▸ Source data:
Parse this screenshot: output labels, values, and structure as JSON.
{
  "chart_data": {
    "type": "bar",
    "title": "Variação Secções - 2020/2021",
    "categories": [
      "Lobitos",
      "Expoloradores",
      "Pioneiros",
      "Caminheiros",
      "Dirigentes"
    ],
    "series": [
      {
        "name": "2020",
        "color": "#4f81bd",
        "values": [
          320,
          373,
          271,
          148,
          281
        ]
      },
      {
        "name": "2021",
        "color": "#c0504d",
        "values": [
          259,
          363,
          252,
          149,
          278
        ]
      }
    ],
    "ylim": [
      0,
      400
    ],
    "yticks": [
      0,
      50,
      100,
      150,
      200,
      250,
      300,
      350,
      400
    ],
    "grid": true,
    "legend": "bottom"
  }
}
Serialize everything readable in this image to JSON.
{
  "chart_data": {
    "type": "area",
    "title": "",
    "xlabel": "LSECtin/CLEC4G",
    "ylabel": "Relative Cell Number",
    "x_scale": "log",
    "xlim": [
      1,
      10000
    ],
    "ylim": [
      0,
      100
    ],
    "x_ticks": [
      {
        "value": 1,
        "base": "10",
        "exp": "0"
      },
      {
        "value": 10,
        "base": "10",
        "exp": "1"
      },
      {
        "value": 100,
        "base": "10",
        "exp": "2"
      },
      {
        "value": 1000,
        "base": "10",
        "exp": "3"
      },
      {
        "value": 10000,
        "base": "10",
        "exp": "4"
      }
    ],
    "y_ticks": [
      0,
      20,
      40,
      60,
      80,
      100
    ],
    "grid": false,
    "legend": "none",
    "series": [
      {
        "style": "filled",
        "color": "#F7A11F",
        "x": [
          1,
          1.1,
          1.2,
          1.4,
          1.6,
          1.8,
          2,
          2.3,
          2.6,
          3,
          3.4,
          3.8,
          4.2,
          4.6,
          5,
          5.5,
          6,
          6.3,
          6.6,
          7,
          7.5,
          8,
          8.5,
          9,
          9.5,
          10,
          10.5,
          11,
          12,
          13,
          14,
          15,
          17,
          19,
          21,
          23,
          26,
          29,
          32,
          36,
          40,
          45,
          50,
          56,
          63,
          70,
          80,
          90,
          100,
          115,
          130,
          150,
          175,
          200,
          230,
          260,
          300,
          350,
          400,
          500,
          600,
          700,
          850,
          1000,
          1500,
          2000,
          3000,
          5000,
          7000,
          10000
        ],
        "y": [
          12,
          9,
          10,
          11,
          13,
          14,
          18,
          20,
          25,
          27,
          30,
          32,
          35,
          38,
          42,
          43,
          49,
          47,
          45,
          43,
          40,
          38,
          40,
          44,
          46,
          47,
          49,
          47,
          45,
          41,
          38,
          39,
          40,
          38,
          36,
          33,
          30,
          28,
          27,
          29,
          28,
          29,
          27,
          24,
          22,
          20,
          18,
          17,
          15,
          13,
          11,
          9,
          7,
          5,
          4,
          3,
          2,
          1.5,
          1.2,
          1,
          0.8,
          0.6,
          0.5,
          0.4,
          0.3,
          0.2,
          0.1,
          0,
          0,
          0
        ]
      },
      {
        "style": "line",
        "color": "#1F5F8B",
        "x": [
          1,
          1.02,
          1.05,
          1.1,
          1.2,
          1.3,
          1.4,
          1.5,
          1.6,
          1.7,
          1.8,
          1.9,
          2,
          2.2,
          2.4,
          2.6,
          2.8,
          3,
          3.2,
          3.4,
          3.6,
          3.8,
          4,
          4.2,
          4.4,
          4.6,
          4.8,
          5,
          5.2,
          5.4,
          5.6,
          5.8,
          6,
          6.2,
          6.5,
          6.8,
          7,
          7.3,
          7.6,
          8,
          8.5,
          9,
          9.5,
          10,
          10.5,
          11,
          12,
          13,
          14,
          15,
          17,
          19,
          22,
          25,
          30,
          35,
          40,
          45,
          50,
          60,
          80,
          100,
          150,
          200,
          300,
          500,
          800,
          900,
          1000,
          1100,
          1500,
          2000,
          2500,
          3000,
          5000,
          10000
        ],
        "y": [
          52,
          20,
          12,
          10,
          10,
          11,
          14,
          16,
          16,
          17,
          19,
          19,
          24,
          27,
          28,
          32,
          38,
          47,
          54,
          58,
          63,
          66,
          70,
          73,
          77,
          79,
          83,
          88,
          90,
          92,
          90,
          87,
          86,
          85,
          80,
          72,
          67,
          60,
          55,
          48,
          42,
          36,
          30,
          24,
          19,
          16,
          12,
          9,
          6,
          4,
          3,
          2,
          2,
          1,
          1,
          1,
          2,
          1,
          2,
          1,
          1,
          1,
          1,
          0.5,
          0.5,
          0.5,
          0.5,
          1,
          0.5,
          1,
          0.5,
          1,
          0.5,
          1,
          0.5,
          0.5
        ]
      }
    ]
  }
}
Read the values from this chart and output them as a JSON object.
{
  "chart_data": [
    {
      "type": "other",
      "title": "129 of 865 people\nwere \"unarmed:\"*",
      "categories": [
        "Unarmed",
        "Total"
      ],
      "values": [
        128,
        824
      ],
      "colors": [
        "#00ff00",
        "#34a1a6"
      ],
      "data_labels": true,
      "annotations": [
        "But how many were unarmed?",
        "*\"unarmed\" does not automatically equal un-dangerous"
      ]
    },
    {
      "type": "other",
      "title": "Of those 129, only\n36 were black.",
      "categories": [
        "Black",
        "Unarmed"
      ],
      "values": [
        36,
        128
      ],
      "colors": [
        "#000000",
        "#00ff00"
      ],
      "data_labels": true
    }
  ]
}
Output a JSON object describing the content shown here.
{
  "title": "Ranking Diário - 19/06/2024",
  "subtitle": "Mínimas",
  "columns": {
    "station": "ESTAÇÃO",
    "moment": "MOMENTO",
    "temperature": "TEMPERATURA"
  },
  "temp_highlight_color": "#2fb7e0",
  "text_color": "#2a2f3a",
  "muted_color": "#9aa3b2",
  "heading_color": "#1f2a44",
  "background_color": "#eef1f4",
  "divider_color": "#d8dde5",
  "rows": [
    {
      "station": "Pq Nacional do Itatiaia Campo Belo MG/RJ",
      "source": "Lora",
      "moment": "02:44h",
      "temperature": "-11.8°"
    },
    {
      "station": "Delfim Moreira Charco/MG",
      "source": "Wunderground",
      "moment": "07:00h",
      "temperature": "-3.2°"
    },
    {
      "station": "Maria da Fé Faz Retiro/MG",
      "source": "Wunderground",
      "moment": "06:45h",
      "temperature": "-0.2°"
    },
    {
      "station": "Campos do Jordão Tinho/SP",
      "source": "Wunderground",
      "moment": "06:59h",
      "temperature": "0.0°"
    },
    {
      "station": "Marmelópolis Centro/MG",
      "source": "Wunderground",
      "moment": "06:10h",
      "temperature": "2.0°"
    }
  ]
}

▸ The request: Using the exact wording, write out all of the records.

▸ Problem solution:
Parse this screenshot: output labels, values, and structure as JSON.
{
  "chart_data": {
    "type": "bar",
    "title": "Variação Secções - 2020/2021",
    "categories": [
      "Lobitos",
      "Expoloradores",
      "Pioneiros",
      "Caminheiros",
      "Dirigentes"
    ],
    "series": [
      {
        "name": "2020",
        "color": "#4f81bd",
        "values": [
          320,
          373,
          271,
          148,
          281
        ]
      },
      {
        "name": "2021",
        "color": "#c0504d",
        "values": [
          259,
          363,
          252,
          149,
          278
        ]
      }
    ],
    "ylim": [
      0,
      400
    ],
    "yticks": [
      0,
      50,
      100,
      150,
      200,
      250,
      300,
      350,
      400
    ],
    "grid": true,
    "legend": "bottom"
  }
}
Serialize everything readable in this image to JSON.
{
  "chart_data": {
    "type": "area",
    "title": "",
    "xlabel": "LSECtin/CLEC4G",
    "ylabel": "Relative Cell Number",
    "x_scale": "log",
    "xlim": [
      1,
      10000
    ],
    "ylim": [
      0,
      100
    ],
    "x_ticks": [
      {
        "value": 1,
        "base": "10",
        "exp": "0"
      },
      {
        "value": 10,
        "base": "10",
        "exp": "1"
      },
      {
        "value": 100,
        "base": "10",
        "exp": "2"
      },
      {
        "value": 1000,
        "base": "10",
        "exp": "3"
      },
      {
        "value": 10000,
        "base": "10",
        "exp": "4"
      }
    ],
    "y_ticks": [
      0,
      20,
      40,
      60,
      80,
      100
    ],
    "grid": false,
    "legend": "none",
    "series": [
      {
        "style": "filled",
        "color": "#F7A11F",
        "x": [
          1,
          1.1,
          1.2,
          1.4,
          1.6,
          1.8,
          2,
          2.3,
          2.6,
          3,
          3.4,
          3.8,
          4.2,
          4.6,
          5,
          5.5,
          6,
          6.3,
          6.6,
          7,
          7.5,
          8,
          8.5,
          9,
          9.5,
          10,
          10.5,
          11,
          12,
          13,
          14,
          15,
          17,
          19,
          21,
          23,
          26,
          29,
          32,
          36,
          40,
          45,
          50,
          56,
          63,
          70,
          80,
          90,
          100,
          115,
          130,
          150,
          175,
          200,
          230,
          260,
          300,
          350,
          400,
          500,
          600,
          700,
          850,
          1000,
          1500,
          2000,
          3000,
          5000,
          7000,
          10000
        ],
        "y": [
          12,
          9,
          10,
          11,
          13,
          14,
          18,
          20,
          25,
          27,
          30,
          32,
          35,
          38,
          42,
          43,
          49,
          47,
          45,
          43,
          40,
          38,
          40,
          44,
          46,
          47,
          49,
          47,
          45,
          41,
          38,
          39,
          40,
          38,
          36,
          33,
          30,
          28,
          27,
          29,
          28,
          29,
          27,
          24,
          22,
          20,
          18,
          17,
          15,
          13,
          11,
          9,
          7,
          5,
          4,
          3,
          2,
          1.5,
          1.2,
          1,
          0.8,
          0.6,
          0.5,
          0.4,
          0.3,
          0.2,
          0.1,
          0,
          0,
          0
        ]
      },
      {
        "style": "line",
        "color": "#1F5F8B",
        "x": [
          1,
          1.02,
          1.05,
          1.1,
          1.2,
          1.3,
          1.4,
          1.5,
          1.6,
          1.7,
          1.8,
          1.9,
          2,
          2.2,
          2.4,
          2.6,
          2.8,
          3,
          3.2,
          3.4,
          3.6,
          3.8,
          4,
          4.2,
          4.4,
          4.6,
          4.8,
          5,
          5.2,
          5.4,
          5.6,
          5.8,
          6,
          6.2,
          6.5,
          6.8,
          7,
          7.3,
          7.6,
          8,
          8.5,
          9,
          9.5,
          10,
          10.5,
          11,
          12,
          13,
          14,
          15,
          17,
          19,
          22,
          25,
          30,
          35,
          40,
          45,
          50,
          60,
          80,
          100,
          150,
          200,
          300,
          500,
          800,
          900,
          1000,
          1100,
          1500,
          2000,
          2500,
          3000,
          5000,
          10000
        ],
        "y": [
          52,
          20,
          12,
          10,
          10,
          11,
          14,
          16,
          16,
          17,
          19,
          19,
          24,
          27,
          28,
          32,
          38,
          47,
          54,
          58,
          63,
          66,
          70,
          73,
          77,
          79,
          83,
          88,
          90,
          92,
          90,
          87,
          86,
          85,
          80,
          72,
          67,
          60,
          55,
          48,
          42,
          36,
          30,
          24,
          19,
          16,
          12,
          9,
          6,
          4,
          3,
          2,
          2,
          1,
          1,
          1,
          2,
          1,
          2,
          1,
          1,
          1,
          1,
          0.5,
          0.5,
          0.5,
          0.5,
          1,
          0.5,
          1,
          0.5,
          1,
          0.5,
          1,
          0.5,
          0.5
        ]
      }
    ]
  }
}
Read the values from this chart and output them as a JSON object.
{
  "chart_data": [
    {
      "type": "other",
      "title": "129 of 865 people\nwere \"unarmed:\"*",
      "categories": [
        "Unarmed",
        "Total"
      ],
      "values": [
        128,
        824
      ],
      "colors": [
        "#00ff00",
        "#34a1a6"
      ],
      "data_labels": true,
      "annotations": [
        "But how many were unarmed?",
        "*\"unarmed\" does not automatically equal un-dangerous"
      ]
    },
    {
      "type": "other",
      "title": "Of those 129, only\n36 were black.",
      "categories": [
        "Black",
        "Unarmed"
      ],
      "values": [
        36,
        128
      ],
      "colors": [
        "#000000",
        "#00ff00"
      ],
      "data_labels": true
    }
  ]
}
Output a JSON object describing the content shown here.
{
  "title": "Ranking Diário - 19/06/2024",
  "subtitle": "Mínimas",
  "columns": {
    "station": "ESTAÇÃO",
    "moment": "MOMENTO",
    "temperature": "TEMPERATURA"
  },
  "temp_highlight_color": "#2fb7e0",
  "text_color": "#2a2f3a",
  "muted_color": "#9aa3b2",
  "heading_color": "#1f2a44",
  "background_color": "#eef1f4",
  "divider_color": "#d8dde5",
  "rows": [
    {
      "station": "Pq Nacional do Itatiaia Campo Belo MG/RJ",
      "source": "Lora",
      "moment": "02:44h",
      "temperature": "-11.8°"
    },
    {
      "station": "Delfim Moreira Charco/MG",
      "source": "Wunderground",
      "moment": "07:00h",
      "temperature": "-3.2°"
    },
    {
      "station": "Maria da Fé Faz Retiro/MG",
      "source": "Wunderground",
      "moment": "06:45h",
      "temperature": "-0.2°"
    },
    {
      "station": "Campos do Jordão Tinho/SP",
      "source": "Wunderground",
      "moment": "06:59h",
      "temperature": "0.0°"
    },
    {
      "station": "Marmelópolis Centro/MG",
      "source": "Wunderground",
      "moment": "06:10h",
      "temperature": "2.0°"
    }
  ]
}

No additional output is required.